● Your task
Print every entry exactly as written.

Records from a dataset:
┄┄┄┄┄┄┄┄┄┄

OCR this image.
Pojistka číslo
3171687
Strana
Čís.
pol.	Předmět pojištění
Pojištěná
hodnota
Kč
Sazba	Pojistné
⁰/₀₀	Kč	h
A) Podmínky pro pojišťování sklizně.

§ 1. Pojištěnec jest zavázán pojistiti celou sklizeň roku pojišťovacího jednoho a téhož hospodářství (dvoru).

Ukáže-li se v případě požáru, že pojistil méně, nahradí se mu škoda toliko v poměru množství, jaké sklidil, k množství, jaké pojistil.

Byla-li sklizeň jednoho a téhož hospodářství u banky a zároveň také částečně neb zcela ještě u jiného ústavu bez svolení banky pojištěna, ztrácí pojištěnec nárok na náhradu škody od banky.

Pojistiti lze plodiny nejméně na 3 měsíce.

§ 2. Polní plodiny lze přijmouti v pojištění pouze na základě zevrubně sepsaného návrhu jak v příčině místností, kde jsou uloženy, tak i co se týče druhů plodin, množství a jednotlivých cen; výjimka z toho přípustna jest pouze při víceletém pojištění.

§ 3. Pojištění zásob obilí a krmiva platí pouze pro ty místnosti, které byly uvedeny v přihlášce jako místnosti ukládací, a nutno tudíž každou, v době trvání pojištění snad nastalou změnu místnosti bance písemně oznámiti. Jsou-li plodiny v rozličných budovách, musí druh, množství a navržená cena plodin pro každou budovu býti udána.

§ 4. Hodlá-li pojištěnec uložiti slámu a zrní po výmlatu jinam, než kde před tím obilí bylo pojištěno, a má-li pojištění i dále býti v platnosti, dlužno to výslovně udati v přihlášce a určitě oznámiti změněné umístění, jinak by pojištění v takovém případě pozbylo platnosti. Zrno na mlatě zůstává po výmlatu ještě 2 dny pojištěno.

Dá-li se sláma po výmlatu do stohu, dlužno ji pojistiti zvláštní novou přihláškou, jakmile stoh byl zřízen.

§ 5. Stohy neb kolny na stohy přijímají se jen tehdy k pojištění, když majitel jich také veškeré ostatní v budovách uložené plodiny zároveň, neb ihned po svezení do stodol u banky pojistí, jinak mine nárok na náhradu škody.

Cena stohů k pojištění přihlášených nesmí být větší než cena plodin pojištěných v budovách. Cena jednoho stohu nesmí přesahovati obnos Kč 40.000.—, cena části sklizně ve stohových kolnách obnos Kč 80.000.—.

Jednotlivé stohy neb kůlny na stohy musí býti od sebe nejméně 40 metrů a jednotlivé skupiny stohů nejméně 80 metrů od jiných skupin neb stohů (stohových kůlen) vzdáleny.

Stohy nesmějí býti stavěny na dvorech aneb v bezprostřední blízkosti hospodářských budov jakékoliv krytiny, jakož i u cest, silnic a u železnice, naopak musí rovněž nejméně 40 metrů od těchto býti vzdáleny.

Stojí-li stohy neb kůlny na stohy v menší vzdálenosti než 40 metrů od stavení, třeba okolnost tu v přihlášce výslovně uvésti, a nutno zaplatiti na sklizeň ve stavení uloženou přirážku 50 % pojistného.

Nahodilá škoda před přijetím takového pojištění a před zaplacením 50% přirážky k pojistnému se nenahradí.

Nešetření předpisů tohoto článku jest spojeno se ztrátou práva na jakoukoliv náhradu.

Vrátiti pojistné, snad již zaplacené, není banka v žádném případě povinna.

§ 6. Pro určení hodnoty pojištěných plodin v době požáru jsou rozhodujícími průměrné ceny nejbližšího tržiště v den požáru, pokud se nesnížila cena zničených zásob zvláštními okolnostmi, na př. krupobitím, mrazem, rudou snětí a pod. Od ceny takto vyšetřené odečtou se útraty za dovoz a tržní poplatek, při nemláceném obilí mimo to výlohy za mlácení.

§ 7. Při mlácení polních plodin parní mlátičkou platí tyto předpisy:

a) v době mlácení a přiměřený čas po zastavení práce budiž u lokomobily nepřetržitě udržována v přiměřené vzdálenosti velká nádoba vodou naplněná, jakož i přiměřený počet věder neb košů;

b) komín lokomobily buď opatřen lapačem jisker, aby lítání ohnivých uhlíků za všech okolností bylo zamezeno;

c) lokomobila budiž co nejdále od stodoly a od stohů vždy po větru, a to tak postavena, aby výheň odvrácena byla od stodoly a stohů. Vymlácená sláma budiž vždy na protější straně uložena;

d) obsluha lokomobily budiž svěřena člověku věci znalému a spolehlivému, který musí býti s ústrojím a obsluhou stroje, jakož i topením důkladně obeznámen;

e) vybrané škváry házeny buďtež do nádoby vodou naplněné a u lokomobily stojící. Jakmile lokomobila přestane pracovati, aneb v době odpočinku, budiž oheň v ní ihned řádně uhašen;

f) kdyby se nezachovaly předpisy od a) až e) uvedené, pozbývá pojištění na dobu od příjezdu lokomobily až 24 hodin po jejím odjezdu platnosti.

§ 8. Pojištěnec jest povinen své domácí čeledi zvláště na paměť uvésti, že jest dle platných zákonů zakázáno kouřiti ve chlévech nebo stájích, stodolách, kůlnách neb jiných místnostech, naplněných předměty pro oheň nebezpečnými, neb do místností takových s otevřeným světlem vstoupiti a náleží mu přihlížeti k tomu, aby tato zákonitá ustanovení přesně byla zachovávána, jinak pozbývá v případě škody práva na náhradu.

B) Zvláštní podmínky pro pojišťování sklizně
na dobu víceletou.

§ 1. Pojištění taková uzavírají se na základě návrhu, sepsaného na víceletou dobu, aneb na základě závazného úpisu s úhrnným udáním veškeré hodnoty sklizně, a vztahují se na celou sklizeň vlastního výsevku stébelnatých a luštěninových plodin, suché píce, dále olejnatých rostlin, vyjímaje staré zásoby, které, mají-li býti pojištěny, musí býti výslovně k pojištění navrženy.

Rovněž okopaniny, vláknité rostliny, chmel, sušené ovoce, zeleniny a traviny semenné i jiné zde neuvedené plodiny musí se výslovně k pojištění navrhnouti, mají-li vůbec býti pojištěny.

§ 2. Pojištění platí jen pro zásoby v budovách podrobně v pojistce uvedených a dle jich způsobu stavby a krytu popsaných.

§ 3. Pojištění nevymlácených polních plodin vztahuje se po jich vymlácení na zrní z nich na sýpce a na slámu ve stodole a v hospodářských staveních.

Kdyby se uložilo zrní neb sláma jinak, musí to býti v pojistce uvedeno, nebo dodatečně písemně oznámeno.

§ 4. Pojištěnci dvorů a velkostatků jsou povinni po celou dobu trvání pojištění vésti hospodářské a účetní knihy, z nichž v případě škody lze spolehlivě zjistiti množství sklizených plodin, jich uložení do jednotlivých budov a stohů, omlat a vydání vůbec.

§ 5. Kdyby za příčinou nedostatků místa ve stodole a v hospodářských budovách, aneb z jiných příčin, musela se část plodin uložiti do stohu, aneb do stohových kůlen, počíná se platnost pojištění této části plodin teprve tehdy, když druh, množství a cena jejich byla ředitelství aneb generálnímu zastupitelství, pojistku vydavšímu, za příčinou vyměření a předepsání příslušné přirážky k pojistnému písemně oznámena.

┄┄┄┄┄┄┄┄┄┄

● Output
OCR this image.
Pojistka číslo
3171687
Strana
Čís.
pol.	Předmět pojištění
Pojištěná
hodnota
Kč
Sazba	Pojistné
⁰/₀₀	Kč	h
A) Podmínky pro pojišťování sklizně.

§ 1. Pojištěnec jest zavázán pojistiti celou sklizeň roku pojišťovacího jednoho a téhož hospodářství (dvoru).

Ukáže-li se v případě požáru, že pojistil méně, nahradí se mu škoda toliko v poměru množství, jaké sklidil, k množství, jaké pojistil.

Byla-li sklizeň jednoho a téhož hospodářství u banky a zároveň také částečně neb zcela ještě u jiného ústavu bez svolení banky pojištěna, ztrácí pojištěnec nárok na náhradu škody od banky.

Pojistiti lze plodiny nejméně na 3 měsíce.

§ 2. Polní plodiny lze přijmouti v pojištění pouze na základě zevrubně sepsaného návrhu jak v příčině místností, kde jsou uloženy, tak i co se týče druhů plodin, množství a jednotlivých cen; výjimka z toho přípustna jest pouze při víceletém pojištění.

§ 3. Pojištění zásob obilí a krmiva platí pouze pro ty místnosti, které byly uvedeny v přihlášce jako místnosti ukládací, a nutno tudíž každou, v době trvání pojištění snad nastalou změnu místnosti bance písemně oznámiti. Jsou-li plodiny v rozličných budovách, musí druh, množství a navržená cena plodin pro každou budovu býti udána.

§ 4. Hodlá-li pojištěnec uložiti slámu a zrní po výmlatu jinam, než kde před tím obilí bylo pojištěno, a má-li pojištění i dále býti v platnosti, dlužno to výslovně udati v přihlášce a určitě oznámiti změněné umístění, jinak by pojištění v takovém případě pozbylo platnosti. Zrno na mlatě zůstává po výmlatu ještě 2 dny pojištěno.

Dá-li se sláma po výmlatu do stohu, dlužno ji pojistiti zvláštní novou přihláškou, jakmile stoh byl zřízen.

§ 5. Stohy neb kolny na stohy přijímají se jen tehdy k pojištění, když majitel jich také veškeré ostatní v budovách uložené plodiny zároveň, neb ihned po svezení do stodol u banky pojistí, jinak mine nárok na náhradu škody.

Cena stohů k pojištění přihlášených nesmí být větší než cena plodin pojištěných v budovách. Cena jednoho stohu nesmí přesahovati obnos Kč 40.000.—, cena části sklizně ve stohových kolnách obnos Kč 80.000.—.

Jednotlivé stohy neb kůlny na stohy musí býti od sebe nejméně 40 metrů a jednotlivé skupiny stohů nejméně 80 metrů od jiných skupin neb stohů (stohových kůlen) vzdáleny.

Stohy nesmějí býti stavěny na dvorech aneb v bezprostřední blízkosti hospodářských budov jakékoliv krytiny, jakož i u cest, silnic a u železnice, naopak musí rovněž nejméně 40 metrů od těchto býti vzdáleny.

Stojí-li stohy neb kůlny na stohy v menší vzdálenosti než 40 metrů od stavení, třeba okolnost tu v přihlášce výslovně uvésti, a nutno zaplatiti na sklizeň ve stavení uloženou přirážku 50 % pojistného.

Nahodilá škoda před přijetím takového pojištění a před zaplacením 50% přirážky k pojistnému se nenahradí.

Nešetření předpisů tohoto článku jest spojeno se ztrátou práva na jakoukoliv náhradu.

Vrátiti pojistné, snad již zaplacené, není banka v žádném případě povinna.

§ 6. Pro určení hodnoty pojištěných plodin v době požáru jsou rozhodujícími průměrné ceny nejbližšího tržiště v den požáru, pokud se nesnížila cena zničených zásob zvláštními okolnostmi, na př. krupobitím, mrazem, rudou snětí a pod. Od ceny takto vyšetřené odečtou se útraty za dovoz a tržní poplatek, při nemláceném obilí mimo to výlohy za mlácení.

§ 7. Při mlácení polních plodin parní mlátičkou platí tyto předpisy:

a) v době mlácení a přiměřený čas po zastavení práce budiž u lokomobily nepřetržitě udržována v přiměřené vzdálenosti velká nádoba vodou naplněná, jakož i přiměřený počet věder neb košů;

b) komín lokomobily buď opatřen lapačem jisker, aby lítání ohnivých uhlíků za všech okolností bylo zamezeno;

c) lokomobila budiž co nejdále od stodoly a od stohů vždy po větru, a to tak postavena, aby výheň odvrácena byla od stodoly a stohů. Vymlácená sláma budiž vždy na protější straně uložena;

d) obsluha lokomobily budiž svěřena člověku věci znalému a spolehlivému, který musí býti s ústrojím a obsluhou stroje, jakož i topením důkladně obeznámen;

e) vybrané škváry házeny buďtež do nádoby vodou naplněné a u lokomobily stojící. Jakmile lokomobila přestane pracovati, aneb v době odpočinku, budiž oheň v ní ihned řádně uhašen;

f) kdyby se nezachovaly předpisy od a) až e) uvedené, pozbývá pojištění na dobu od příjezdu lokomobily až 24 hodin po jejím odjezdu platnosti.

§ 8. Pojištěnec jest povinen své domácí čeledi zvláště na paměť uvésti, že jest dle platných zákonů zakázáno kouřiti ve chlévech nebo stájích, stodolách, kůlnách neb jiných místnostech, naplněných předměty pro oheň nebezpečnými, neb do místností takových s otevřeným světlem vstoupiti a náleží mu přihlížeti k tomu, aby tato zákonitá ustanovení přesně byla zachovávána, jinak pozbývá v případě škody práva na náhradu.

B) Zvláštní podmínky pro pojišťování sklizně
na dobu víceletou.

§ 1. Pojištění taková uzavírají se na základě návrhu, sepsaného na víceletou dobu, aneb na základě závazného úpisu s úhrnným udáním veškeré hodnoty sklizně, a vztahují se na celou sklizeň vlastního výsevku stébelnatých a luštěninových plodin, suché píce, dále olejnatých rostlin, vyjímaje staré zásoby, které, mají-li býti pojištěny, musí býti výslovně k pojištění navrženy.

Rovněž okopaniny, vláknité rostliny, chmel, sušené ovoce, zeleniny a traviny semenné i jiné zde neuvedené plodiny musí se výslovně k pojištění navrhnouti, mají-li vůbec býti pojištěny.

§ 2. Pojištění platí jen pro zásoby v budovách podrobně v pojistce uvedených a dle jich způsobu stavby a krytu popsaných.

§ 3. Pojištění nevymlácených polních plodin vztahuje se po jich vymlácení na zrní z nich na sýpce a na slámu ve stodole a v hospodářských staveních.

Kdyby se uložilo zrní neb sláma jinak, musí to býti v pojistce uvedeno, nebo dodatečně písemně oznámeno.

§ 4. Pojištěnci dvorů a velkostatků jsou povinni po celou dobu trvání pojištění vésti hospodářské a účetní knihy, z nichž v případě škody lze spolehlivě zjistiti množství sklizených plodin, jich uložení do jednotlivých budov a stohů, omlat a vydání vůbec.

§ 5. Kdyby za příčinou nedostatků místa ve stodole a v hospodářských budovách, aneb z jiných příčin, musela se část plodin uložiti do stohu, aneb do stohových kůlen, počíná se platnost pojištění této části plodin teprve tehdy, když druh, množství a cena jejich byla ředitelství aneb generálnímu zastupitelství, pojistku vydavšímu, za příčinou vyměření a předepsání příslušné přirážky k pojistnému písemně oznámena.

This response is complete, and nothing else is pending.